◆ **EXERCISE PROMPT**
What number of lines contain the word "trup"? Reply with the number and nothing else.

Stored records
--- begin ---

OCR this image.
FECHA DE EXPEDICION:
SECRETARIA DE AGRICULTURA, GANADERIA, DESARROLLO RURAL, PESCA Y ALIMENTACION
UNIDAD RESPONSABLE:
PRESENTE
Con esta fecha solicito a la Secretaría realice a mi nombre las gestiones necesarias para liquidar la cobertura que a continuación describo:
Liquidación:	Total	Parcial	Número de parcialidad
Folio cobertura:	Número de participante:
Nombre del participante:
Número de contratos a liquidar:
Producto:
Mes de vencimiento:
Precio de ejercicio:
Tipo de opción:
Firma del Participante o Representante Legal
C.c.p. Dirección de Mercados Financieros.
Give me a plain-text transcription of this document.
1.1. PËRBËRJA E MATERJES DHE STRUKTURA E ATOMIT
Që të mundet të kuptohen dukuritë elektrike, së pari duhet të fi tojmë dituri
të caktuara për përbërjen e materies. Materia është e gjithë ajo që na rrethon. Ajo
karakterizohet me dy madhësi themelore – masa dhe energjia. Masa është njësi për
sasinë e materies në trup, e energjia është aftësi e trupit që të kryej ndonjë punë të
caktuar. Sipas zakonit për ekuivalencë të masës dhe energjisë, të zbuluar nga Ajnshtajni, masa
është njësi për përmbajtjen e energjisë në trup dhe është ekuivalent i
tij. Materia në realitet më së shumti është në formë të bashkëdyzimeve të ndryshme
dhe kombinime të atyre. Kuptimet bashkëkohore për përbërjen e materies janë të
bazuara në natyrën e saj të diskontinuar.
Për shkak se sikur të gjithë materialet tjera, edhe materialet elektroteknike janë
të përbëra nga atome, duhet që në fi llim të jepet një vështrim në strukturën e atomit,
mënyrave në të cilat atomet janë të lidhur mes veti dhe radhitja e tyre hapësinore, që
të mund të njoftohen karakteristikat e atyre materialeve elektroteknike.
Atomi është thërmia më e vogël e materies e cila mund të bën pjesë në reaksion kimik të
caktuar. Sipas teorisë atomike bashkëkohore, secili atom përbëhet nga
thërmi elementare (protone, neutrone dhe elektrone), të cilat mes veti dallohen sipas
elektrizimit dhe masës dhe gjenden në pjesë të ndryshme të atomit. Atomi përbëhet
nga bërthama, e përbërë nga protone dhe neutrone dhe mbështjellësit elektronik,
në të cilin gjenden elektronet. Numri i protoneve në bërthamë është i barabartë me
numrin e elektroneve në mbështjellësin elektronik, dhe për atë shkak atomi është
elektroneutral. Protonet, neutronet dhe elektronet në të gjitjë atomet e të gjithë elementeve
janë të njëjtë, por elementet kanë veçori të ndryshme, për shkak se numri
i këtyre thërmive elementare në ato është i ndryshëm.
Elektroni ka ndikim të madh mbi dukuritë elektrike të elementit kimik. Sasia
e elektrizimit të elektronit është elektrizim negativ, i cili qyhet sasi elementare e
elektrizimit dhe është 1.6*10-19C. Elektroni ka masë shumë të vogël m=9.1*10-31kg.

--- end ---

◆ **OUTPUT FOR THIS TASK**
2